● Stated task
Restate, word for word, every line of the data.

>>>

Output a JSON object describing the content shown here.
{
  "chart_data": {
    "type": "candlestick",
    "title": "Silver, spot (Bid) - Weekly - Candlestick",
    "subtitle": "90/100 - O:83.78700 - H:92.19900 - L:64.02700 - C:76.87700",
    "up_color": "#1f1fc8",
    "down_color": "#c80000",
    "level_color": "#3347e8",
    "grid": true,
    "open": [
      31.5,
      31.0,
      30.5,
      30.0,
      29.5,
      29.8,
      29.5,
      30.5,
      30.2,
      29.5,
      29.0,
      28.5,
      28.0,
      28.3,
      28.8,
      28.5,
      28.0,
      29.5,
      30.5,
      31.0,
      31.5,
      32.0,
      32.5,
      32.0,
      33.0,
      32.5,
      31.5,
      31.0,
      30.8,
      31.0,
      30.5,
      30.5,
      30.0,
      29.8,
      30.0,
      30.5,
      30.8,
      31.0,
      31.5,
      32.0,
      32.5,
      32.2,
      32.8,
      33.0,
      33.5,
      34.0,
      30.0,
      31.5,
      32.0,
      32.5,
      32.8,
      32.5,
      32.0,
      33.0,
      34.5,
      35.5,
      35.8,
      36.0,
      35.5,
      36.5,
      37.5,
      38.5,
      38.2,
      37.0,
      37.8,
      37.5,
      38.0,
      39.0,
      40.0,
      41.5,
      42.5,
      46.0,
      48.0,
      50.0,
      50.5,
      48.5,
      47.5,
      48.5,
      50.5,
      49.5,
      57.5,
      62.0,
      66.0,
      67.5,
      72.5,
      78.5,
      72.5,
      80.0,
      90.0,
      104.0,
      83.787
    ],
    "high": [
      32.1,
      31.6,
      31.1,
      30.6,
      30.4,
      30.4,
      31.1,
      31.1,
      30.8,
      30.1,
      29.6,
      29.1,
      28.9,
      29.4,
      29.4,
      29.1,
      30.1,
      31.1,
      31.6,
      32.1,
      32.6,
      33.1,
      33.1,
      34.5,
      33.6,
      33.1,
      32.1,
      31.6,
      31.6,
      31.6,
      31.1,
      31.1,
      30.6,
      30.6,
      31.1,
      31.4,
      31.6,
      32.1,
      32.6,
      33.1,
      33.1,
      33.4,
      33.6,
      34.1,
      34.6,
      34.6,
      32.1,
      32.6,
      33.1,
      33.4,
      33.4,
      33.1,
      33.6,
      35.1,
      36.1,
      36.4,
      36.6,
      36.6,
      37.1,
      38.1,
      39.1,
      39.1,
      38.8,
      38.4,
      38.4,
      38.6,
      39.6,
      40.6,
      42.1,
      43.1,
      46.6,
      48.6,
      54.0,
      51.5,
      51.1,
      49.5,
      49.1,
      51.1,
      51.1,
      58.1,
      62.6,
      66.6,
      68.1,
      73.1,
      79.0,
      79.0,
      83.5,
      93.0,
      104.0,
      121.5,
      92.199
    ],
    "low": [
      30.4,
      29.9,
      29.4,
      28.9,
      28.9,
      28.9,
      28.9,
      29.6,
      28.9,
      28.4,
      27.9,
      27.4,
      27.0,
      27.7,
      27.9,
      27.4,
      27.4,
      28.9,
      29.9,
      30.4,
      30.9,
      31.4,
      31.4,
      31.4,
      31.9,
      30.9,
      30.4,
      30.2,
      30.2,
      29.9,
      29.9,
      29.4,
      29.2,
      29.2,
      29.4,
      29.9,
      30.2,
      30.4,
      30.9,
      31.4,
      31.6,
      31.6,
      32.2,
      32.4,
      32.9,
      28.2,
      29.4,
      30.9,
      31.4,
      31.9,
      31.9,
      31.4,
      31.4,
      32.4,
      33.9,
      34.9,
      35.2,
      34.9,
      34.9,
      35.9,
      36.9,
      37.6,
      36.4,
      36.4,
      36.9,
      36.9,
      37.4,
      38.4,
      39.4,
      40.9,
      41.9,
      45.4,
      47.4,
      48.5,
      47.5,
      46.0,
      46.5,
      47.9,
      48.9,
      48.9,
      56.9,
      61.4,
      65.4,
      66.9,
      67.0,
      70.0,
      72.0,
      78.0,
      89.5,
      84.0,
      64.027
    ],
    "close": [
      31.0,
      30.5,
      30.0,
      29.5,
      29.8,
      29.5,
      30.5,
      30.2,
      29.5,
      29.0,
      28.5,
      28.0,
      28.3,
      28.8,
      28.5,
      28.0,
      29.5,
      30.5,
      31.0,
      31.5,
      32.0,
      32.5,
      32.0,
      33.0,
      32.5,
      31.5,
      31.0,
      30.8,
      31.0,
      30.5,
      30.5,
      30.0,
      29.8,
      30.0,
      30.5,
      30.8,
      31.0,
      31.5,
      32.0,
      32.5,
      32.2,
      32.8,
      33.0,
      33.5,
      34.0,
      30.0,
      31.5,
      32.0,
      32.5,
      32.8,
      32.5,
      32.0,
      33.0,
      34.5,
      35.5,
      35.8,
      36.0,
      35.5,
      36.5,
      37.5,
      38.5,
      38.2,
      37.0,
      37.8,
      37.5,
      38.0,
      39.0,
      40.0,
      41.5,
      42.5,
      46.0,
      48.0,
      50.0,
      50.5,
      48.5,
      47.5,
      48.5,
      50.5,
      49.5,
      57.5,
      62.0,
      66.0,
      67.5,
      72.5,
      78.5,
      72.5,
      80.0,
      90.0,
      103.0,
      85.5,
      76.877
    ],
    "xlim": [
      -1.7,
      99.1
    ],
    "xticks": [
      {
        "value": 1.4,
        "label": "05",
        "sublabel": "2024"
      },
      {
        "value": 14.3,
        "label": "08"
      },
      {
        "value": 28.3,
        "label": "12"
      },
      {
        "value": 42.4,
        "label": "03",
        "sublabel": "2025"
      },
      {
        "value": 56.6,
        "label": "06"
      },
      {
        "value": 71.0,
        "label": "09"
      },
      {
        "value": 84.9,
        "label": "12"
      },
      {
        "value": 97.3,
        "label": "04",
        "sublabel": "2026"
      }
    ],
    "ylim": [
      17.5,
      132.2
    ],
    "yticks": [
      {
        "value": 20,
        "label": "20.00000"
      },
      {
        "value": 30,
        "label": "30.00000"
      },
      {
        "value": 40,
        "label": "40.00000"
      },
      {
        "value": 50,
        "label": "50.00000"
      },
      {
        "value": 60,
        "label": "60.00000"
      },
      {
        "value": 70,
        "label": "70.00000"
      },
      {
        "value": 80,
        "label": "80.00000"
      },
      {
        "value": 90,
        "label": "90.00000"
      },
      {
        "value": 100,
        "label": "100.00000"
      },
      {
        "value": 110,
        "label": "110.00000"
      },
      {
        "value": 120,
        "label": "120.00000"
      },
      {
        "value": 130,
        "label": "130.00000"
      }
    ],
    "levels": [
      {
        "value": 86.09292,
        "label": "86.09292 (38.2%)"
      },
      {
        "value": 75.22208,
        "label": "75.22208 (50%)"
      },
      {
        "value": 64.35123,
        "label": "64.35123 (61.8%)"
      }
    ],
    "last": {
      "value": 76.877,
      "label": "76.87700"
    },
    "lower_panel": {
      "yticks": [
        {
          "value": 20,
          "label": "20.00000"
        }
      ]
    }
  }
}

<<<

● Output for this exercise
Output a JSON object describing the content shown here.
{
  "chart_data": {
    "type": "candlestick",
    "title": "Silver, spot (Bid) - Weekly - Candlestick",
    "subtitle": "90/100 - O:83.78700 - H:92.19900 - L:64.02700 - C:76.87700",
    "up_color": "#1f1fc8",
    "down_color": "#c80000",
    "level_color": "#3347e8",
    "grid": true,
    "open": [
      31.5,
      31.0,
      30.5,
      30.0,
      29.5,
      29.8,
      29.5,
      30.5,
      30.2,
      29.5,
      29.0,
      28.5,
      28.0,
      28.3,
      28.8,
      28.5,
      28.0,
      29.5,
      30.5,
      31.0,
      31.5,
      32.0,
      32.5,
      32.0,
      33.0,
      32.5,
      31.5,
      31.0,
      30.8,
      31.0,
      30.5,
      30.5,
      30.0,
      29.8,
      30.0,
      30.5,
      30.8,
      31.0,
      31.5,
      32.0,
      32.5,
      32.2,
      32.8,
      33.0,
      33.5,
      34.0,
      30.0,
      31.5,
      32.0,
      32.5,
      32.8,
      32.5,
      32.0,
      33.0,
      34.5,
      35.5,
      35.8,
      36.0,
      35.5,
      36.5,
      37.5,
      38.5,
      38.2,
      37.0,
      37.8,
      37.5,
      38.0,
      39.0,
      40.0,
      41.5,
      42.5,
      46.0,
      48.0,
      50.0,
      50.5,
      48.5,
      47.5,
      48.5,
      50.5,
      49.5,
      57.5,
      62.0,
      66.0,
      67.5,
      72.5,
      78.5,
      72.5,
      80.0,
      90.0,
      104.0,
      83.787
    ],
    "high": [
      32.1,
      31.6,
      31.1,
      30.6,
      30.4,
      30.4,
      31.1,
      31.1,
      30.8,
      30.1,
      29.6,
      29.1,
      28.9,
      29.4,
      29.4,
      29.1,
      30.1,
      31.1,
      31.6,
      32.1,
      32.6,
      33.1,
      33.1,
      34.5,
      33.6,
      33.1,
      32.1,
      31.6,
      31.6,
      31.6,
      31.1,
      31.1,
      30.6,
      30.6,
      31.1,
      31.4,
      31.6,
      32.1,
      32.6,
      33.1,
      33.1,
      33.4,
      33.6,
      34.1,
      34.6,
      34.6,
      32.1,
      32.6,
      33.1,
      33.4,
      33.4,
      33.1,
      33.6,
      35.1,
      36.1,
      36.4,
      36.6,
      36.6,
      37.1,
      38.1,
      39.1,
      39.1,
      38.8,
      38.4,
      38.4,
      38.6,
      39.6,
      40.6,
      42.1,
      43.1,
      46.6,
      48.6,
      54.0,
      51.5,
      51.1,
      49.5,
      49.1,
      51.1,
      51.1,
      58.1,
      62.6,
      66.6,
      68.1,
      73.1,
      79.0,
      79.0,
      83.5,
      93.0,
      104.0,
      121.5,
      92.199
    ],
    "low": [
      30.4,
      29.9,
      29.4,
      28.9,
      28.9,
      28.9,
      28.9,
      29.6,
      28.9,
      28.4,
      27.9,
      27.4,
      27.0,
      27.7,
      27.9,
      27.4,
      27.4,
      28.9,
      29.9,
      30.4,
      30.9,
      31.4,
      31.4,
      31.4,
      31.9,
      30.9,
      30.4,
      30.2,
      30.2,
      29.9,
      29.9,
      29.4,
      29.2,
      29.2,
      29.4,
      29.9,
      30.2,
      30.4,
      30.9,
      31.4,
      31.6,
      31.6,
      32.2,
      32.4,
      32.9,
      28.2,
      29.4,
      30.9,
      31.4,
      31.9,
      31.9,
      31.4,
      31.4,
      32.4,
      33.9,
      34.9,
      35.2,
      34.9,
      34.9,
      35.9,
      36.9,
      37.6,
      36.4,
      36.4,
      36.9,
      36.9,
      37.4,
      38.4,
      39.4,
      40.9,
      41.9,
      45.4,
      47.4,
      48.5,
      47.5,
      46.0,
      46.5,
      47.9,
      48.9,
      48.9,
      56.9,
      61.4,
      65.4,
      66.9,
      67.0,
      70.0,
      72.0,
      78.0,
      89.5,
      84.0,
      64.027
    ],
    "close": [
      31.0,
      30.5,
      30.0,
      29.5,
      29.8,
      29.5,
      30.5,
      30.2,
      29.5,
      29.0,
      28.5,
      28.0,
      28.3,
      28.8,
      28.5,
      28.0,
      29.5,
      30.5,
      31.0,
      31.5,
      32.0,
      32.5,
      32.0,
      33.0,
      32.5,
      31.5,
      31.0,
      30.8,
      31.0,
      30.5,
      30.5,
      30.0,
      29.8,
      30.0,
      30.5,
      30.8,
      31.0,
      31.5,
      32.0,
      32.5,
      32.2,
      32.8,
      33.0,
      33.5,
      34.0,
      30.0,
      31.5,
      32.0,
      32.5,
      32.8,
      32.5,
      32.0,
      33.0,
      34.5,
      35.5,
      35.8,
      36.0,
      35.5,
      36.5,
      37.5,
      38.5,
      38.2,
      37.0,
      37.8,
      37.5,
      38.0,
      39.0,
      40.0,
      41.5,
      42.5,
      46.0,
      48.0,
      50.0,
      50.5,
      48.5,
      47.5,
      48.5,
      50.5,
      49.5,
      57.5,
      62.0,
      66.0,
      67.5,
      72.5,
      78.5,
      72.5,
      80.0,
      90.0,
      103.0,
      85.5,
      76.877
    ],
    "xlim": [
      -1.7,
      99.1
    ],
    "xticks": [
      {
        "value": 1.4,
        "label": "05",
        "sublabel": "2024"
      },
      {
        "value": 14.3,
        "label": "08"
      },
      {
        "value": 28.3,
        "label": "12"
      },
      {
        "value": 42.4,
        "label": "03",
        "sublabel": "2025"
      },
      {
        "value": 56.6,
        "label": "06"
      },
      {
        "value": 71.0,
        "label": "09"
      },
      {
        "value": 84.9,
        "label": "12"
      },
      {
        "value": 97.3,
        "label": "04",
        "sublabel": "2026"
      }
    ],
    "ylim": [
      17.5,
      132.2
    ],
    "yticks": [
      {
        "value": 20,
        "label": "20.00000"
      },
      {
        "value": 30,
        "label": "30.00000"
      },
      {
        "value": 40,
        "label": "40.00000"
      },
      {
        "value": 50,
        "label": "50.00000"
      },
      {
        "value": 60,
        "label": "60.00000"
      },
      {
        "value": 70,
        "label": "70.00000"
      },
      {
        "value": 80,
        "label": "80.00000"
      },
      {
        "value": 90,
        "label": "90.00000"
      },
      {
        "value": 100,
        "label": "100.00000"
      },
      {
        "value": 110,
        "label": "110.00000"
      },
      {
        "value": 120,
        "label": "120.00000"
      },
      {
        "value": 130,
        "label": "130.00000"
      }
    ],
    "levels": [
      {
        "value": 86.09292,
        "label": "86.09292 (38.2%)"
      },
      {
        "value": 75.22208,
        "label": "75.22208 (50%)"
      },
      {
        "value": 64.35123,
        "label": "64.35123 (61.8%)"
      }
    ],
    "last": {
      "value": 76.877,
      "label": "76.87700"
    },
    "lower_panel": {
      "yticks": [
        {
          "value": 20,
          "label": "20.00000"
        }
      ]
    }
  }
}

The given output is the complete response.